Start of Input records

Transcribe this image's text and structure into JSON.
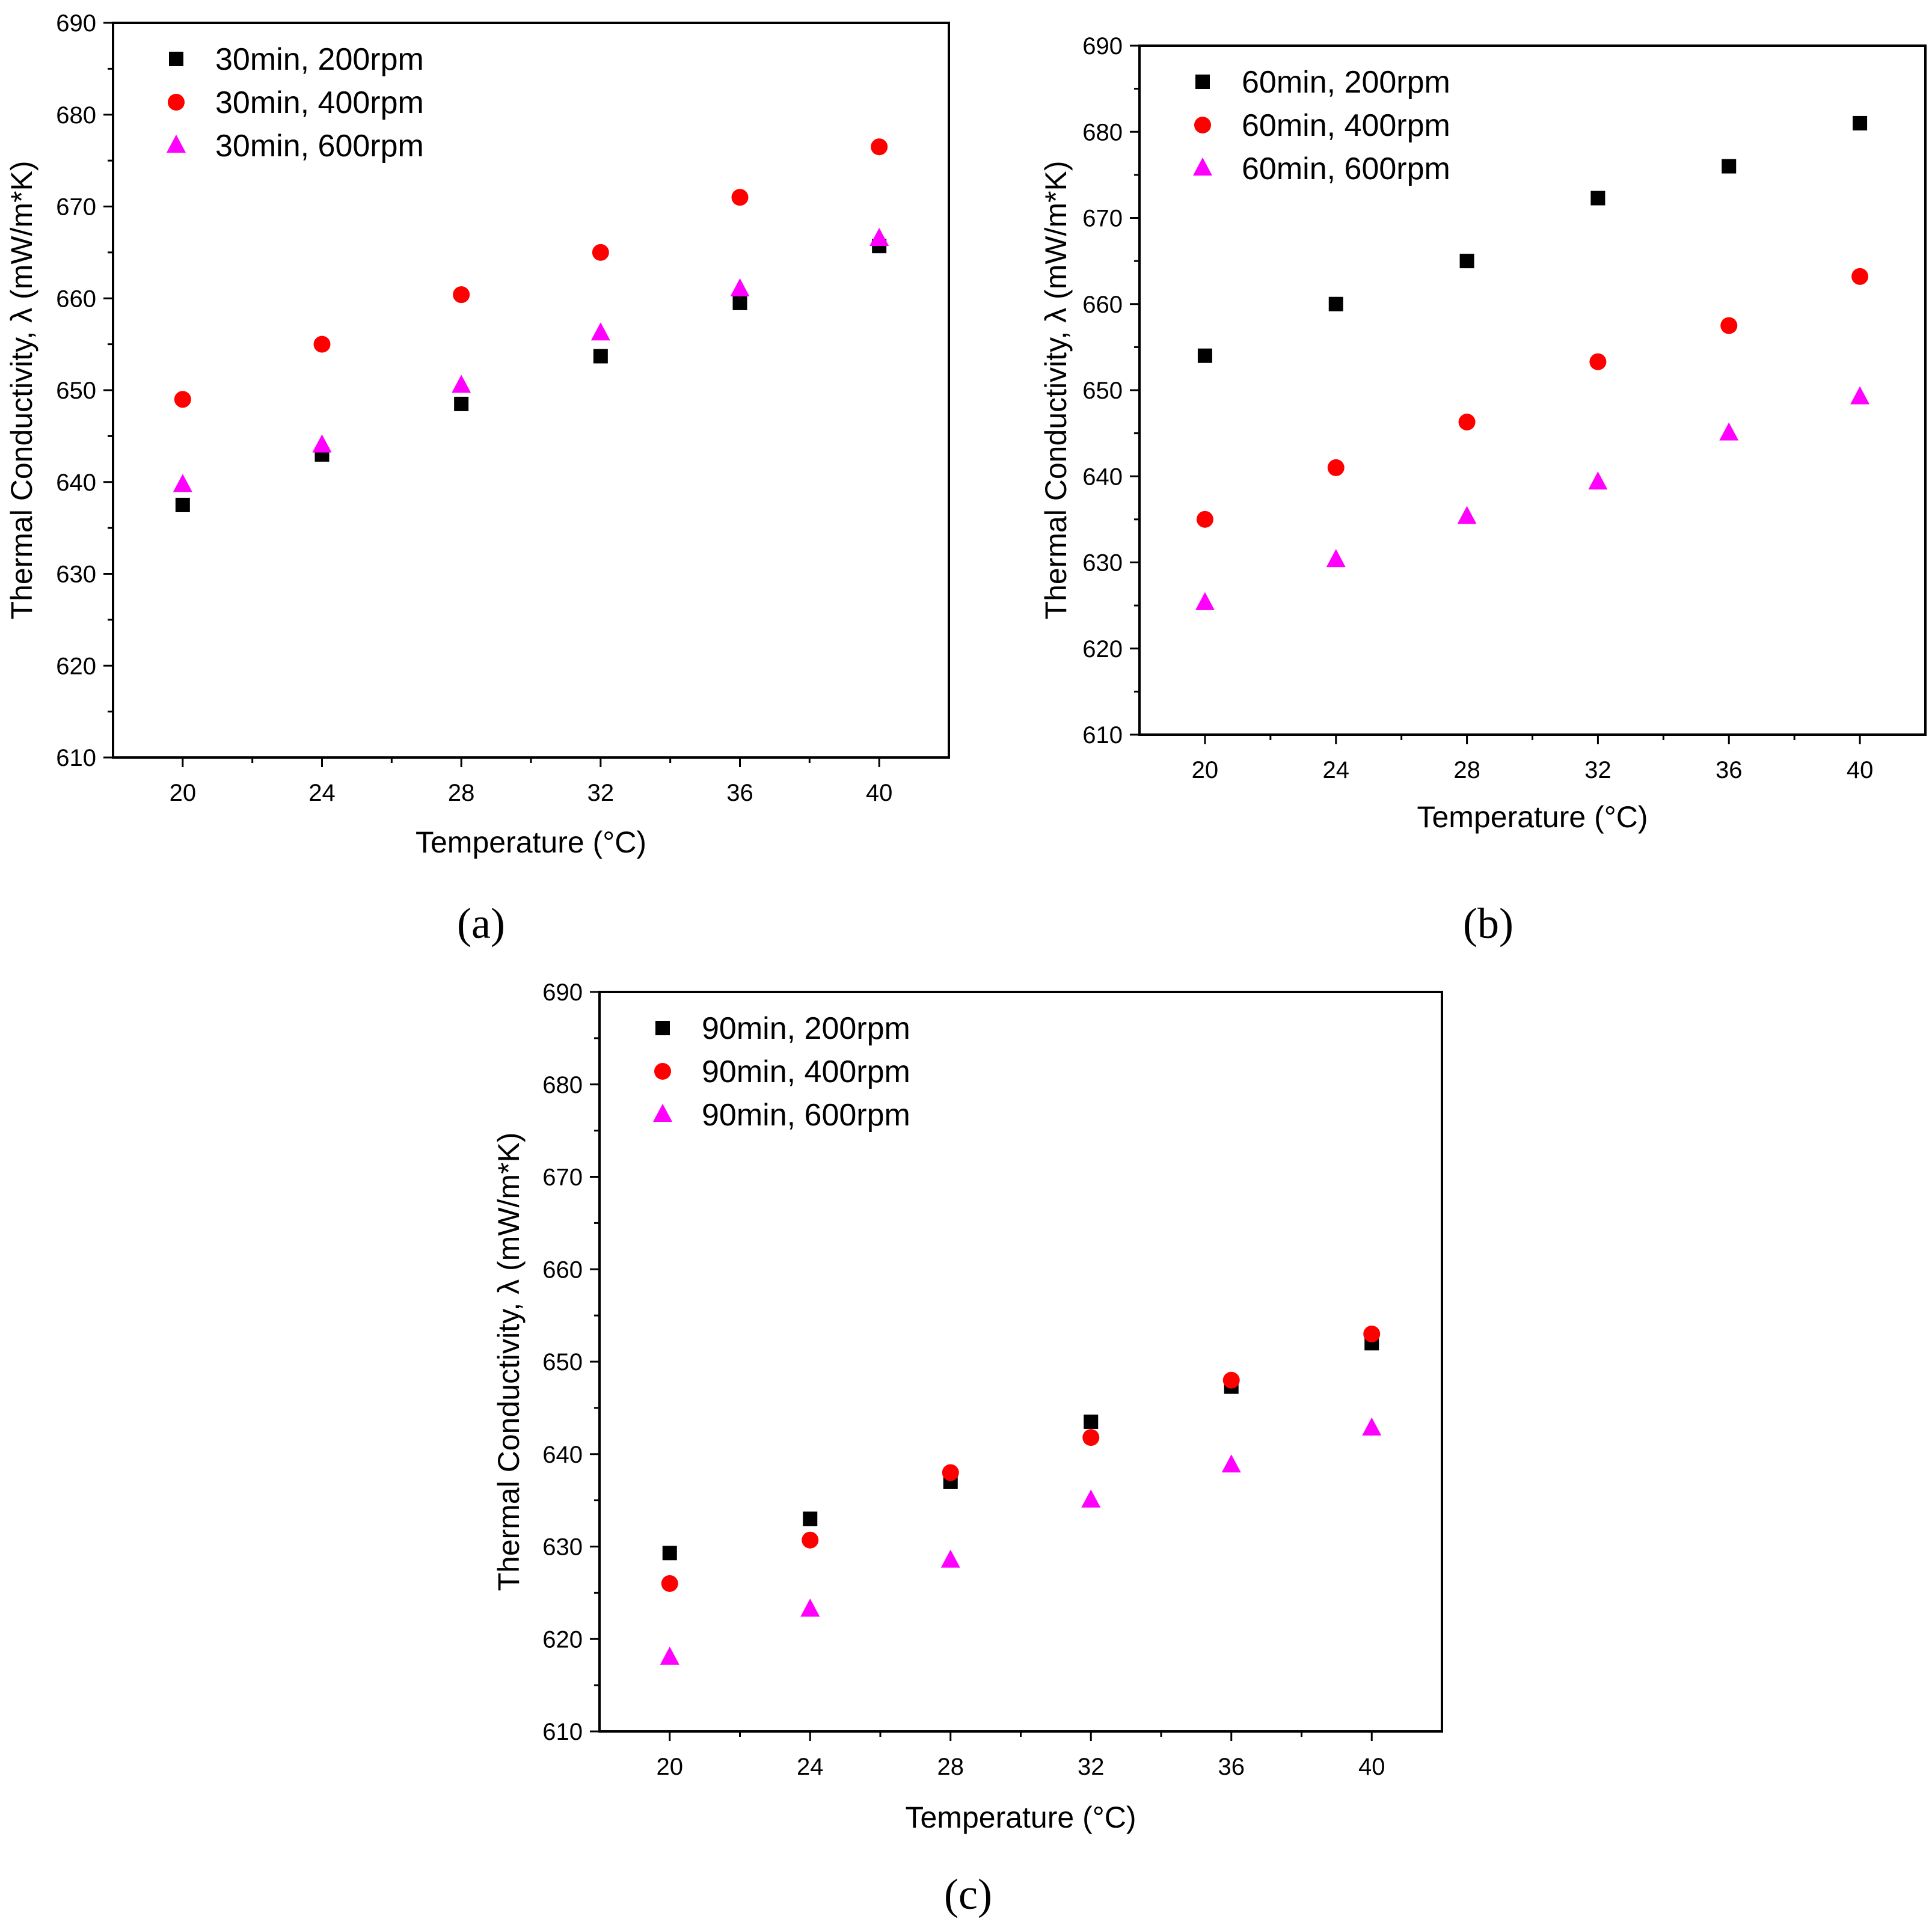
{
  "figure": {
    "panel_labels": [
      "(a)",
      "(b)",
      "(c)"
    ]
  },
  "chart_data": [
    {
      "type": "scatter",
      "panel": "a",
      "xlabel": "Temperature (°C)",
      "ylabel": "Thermal Conductivity, λ (mW/m*K)",
      "xlim": [
        18,
        42
      ],
      "ylim": [
        610,
        690
      ],
      "xticks": [
        20,
        24,
        28,
        32,
        36,
        40
      ],
      "yticks": [
        610,
        620,
        630,
        640,
        650,
        660,
        670,
        680,
        690
      ],
      "legend_position": "top-left",
      "x": [
        20,
        24,
        28,
        32,
        36,
        40
      ],
      "series": [
        {
          "name": "30min, 200rpm",
          "marker": "square",
          "color": "#000000",
          "values": [
            637.5,
            643,
            648.5,
            653.7,
            659.5,
            665.7
          ]
        },
        {
          "name": "30min, 400rpm",
          "marker": "circle",
          "color": "#ff0000",
          "values": [
            649,
            655,
            660.4,
            665,
            671,
            676.5
          ]
        },
        {
          "name": "30min, 600rpm",
          "marker": "triangle",
          "color": "#ff00ff",
          "values": [
            639.7,
            644,
            650.5,
            656.2,
            661,
            666.5
          ]
        }
      ]
    },
    {
      "type": "scatter",
      "panel": "b",
      "xlabel": "Temperature (°C)",
      "ylabel": "Thermal Conductivity, λ (mW/m*K)",
      "xlim": [
        18,
        42
      ],
      "ylim": [
        610,
        690
      ],
      "xticks": [
        20,
        24,
        28,
        32,
        36,
        40
      ],
      "yticks": [
        610,
        620,
        630,
        640,
        650,
        660,
        670,
        680,
        690
      ],
      "legend_position": "top-left",
      "x": [
        20,
        24,
        28,
        32,
        36,
        40
      ],
      "series": [
        {
          "name": "60min, 200rpm",
          "marker": "square",
          "color": "#000000",
          "values": [
            654,
            660,
            665,
            672.3,
            676,
            681
          ]
        },
        {
          "name": "60min, 400rpm",
          "marker": "circle",
          "color": "#ff0000",
          "values": [
            635,
            641,
            646.3,
            653.3,
            657.5,
            663.2
          ]
        },
        {
          "name": "60min, 600rpm",
          "marker": "triangle",
          "color": "#ff00ff",
          "values": [
            625.3,
            630.3,
            635.3,
            639.3,
            645,
            649.2
          ]
        }
      ]
    },
    {
      "type": "scatter",
      "panel": "c",
      "xlabel": "Temperature (°C)",
      "ylabel": "Thermal Conductivity, λ (mW/m*K)",
      "xlim": [
        18,
        42
      ],
      "ylim": [
        610,
        690
      ],
      "xticks": [
        20,
        24,
        28,
        32,
        36,
        40
      ],
      "yticks": [
        610,
        620,
        630,
        640,
        650,
        660,
        670,
        680,
        690
      ],
      "legend_position": "top-left",
      "x": [
        20,
        24,
        28,
        32,
        36,
        40
      ],
      "series": [
        {
          "name": "90min, 200rpm",
          "marker": "square",
          "color": "#000000",
          "values": [
            629.3,
            633,
            637,
            643.5,
            647.3,
            652
          ]
        },
        {
          "name": "90min, 400rpm",
          "marker": "circle",
          "color": "#ff0000",
          "values": [
            626,
            630.7,
            638,
            641.8,
            648,
            653
          ]
        },
        {
          "name": "90min, 600rpm",
          "marker": "triangle",
          "color": "#ff00ff",
          "values": [
            618,
            623.2,
            628.5,
            635,
            638.8,
            642.8
          ]
        }
      ]
    }
  ]
}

End of Input records

To be done: Images in the data above are to be skipped. Retype all other material exactly.

Response to the exercise:
Transcribe this image's text and structure into JSON.
{
  "figure": {
    "panel_labels": [
      "(a)",
      "(b)",
      "(c)"
    ]
  },
  "chart_data": [
    {
      "type": "scatter",
      "panel": "a",
      "xlabel": "Temperature (°C)",
      "ylabel": "Thermal Conductivity, λ (mW/m*K)",
      "xlim": [
        18,
        42
      ],
      "ylim": [
        610,
        690
      ],
      "xticks": [
        20,
        24,
        28,
        32,
        36,
        40
      ],
      "yticks": [
        610,
        620,
        630,
        640,
        650,
        660,
        670,
        680,
        690
      ],
      "legend_position": "top-left",
      "x": [
        20,
        24,
        28,
        32,
        36,
        40
      ],
      "series": [
        {
          "name": "30min, 200rpm",
          "marker": "square",
          "color": "#000000",
          "values": [
            637.5,
            643,
            648.5,
            653.7,
            659.5,
            665.7
          ]
        },
        {
          "name": "30min, 400rpm",
          "marker": "circle",
          "color": "#ff0000",
          "values": [
            649,
            655,
            660.4,
            665,
            671,
            676.5
          ]
        },
        {
          "name": "30min, 600rpm",
          "marker": "triangle",
          "color": "#ff00ff",
          "values": [
            639.7,
            644,
            650.5,
            656.2,
            661,
            666.5
          ]
        }
      ]
    },
    {
      "type": "scatter",
      "panel": "b",
      "xlabel": "Temperature (°C)",
      "ylabel": "Thermal Conductivity, λ (mW/m*K)",
      "xlim": [
        18,
        42
      ],
      "ylim": [
        610,
        690
      ],
      "xticks": [
        20,
        24,
        28,
        32,
        36,
        40
      ],
      "yticks": [
        610,
        620,
        630,
        640,
        650,
        660,
        670,
        680,
        690
      ],
      "legend_position": "top-left",
      "x": [
        20,
        24,
        28,
        32,
        36,
        40
      ],
      "series": [
        {
          "name": "60min, 200rpm",
          "marker": "square",
          "color": "#000000",
          "values": [
            654,
            660,
            665,
            672.3,
            676,
            681
          ]
        },
        {
          "name": "60min, 400rpm",
          "marker": "circle",
          "color": "#ff0000",
          "values": [
            635,
            641,
            646.3,
            653.3,
            657.5,
            663.2
          ]
        },
        {
          "name": "60min, 600rpm",
          "marker": "triangle",
          "color": "#ff00ff",
          "values": [
            625.3,
            630.3,
            635.3,
            639.3,
            645,
            649.2
          ]
        }
      ]
    },
    {
      "type": "scatter",
      "panel": "c",
      "xlabel": "Temperature (°C)",
      "ylabel": "Thermal Conductivity, λ (mW/m*K)",
      "xlim": [
        18,
        42
      ],
      "ylim": [
        610,
        690
      ],
      "xticks": [
        20,
        24,
        28,
        32,
        36,
        40
      ],
      "yticks": [
        610,
        620,
        630,
        640,
        650,
        660,
        670,
        680,
        690
      ],
      "legend_position": "top-left",
      "x": [
        20,
        24,
        28,
        32,
        36,
        40
      ],
      "series": [
        {
          "name": "90min, 200rpm",
          "marker": "square",
          "color": "#000000",
          "values": [
            629.3,
            633,
            637,
            643.5,
            647.3,
            652
          ]
        },
        {
          "name": "90min, 400rpm",
          "marker": "circle",
          "color": "#ff0000",
          "values": [
            626,
            630.7,
            638,
            641.8,
            648,
            653
          ]
        },
        {
          "name": "90min, 600rpm",
          "marker": "triangle",
          "color": "#ff00ff",
          "values": [
            618,
            623.2,
            628.5,
            635,
            638.8,
            642.8
          ]
        }
      ]
    }
  ]
}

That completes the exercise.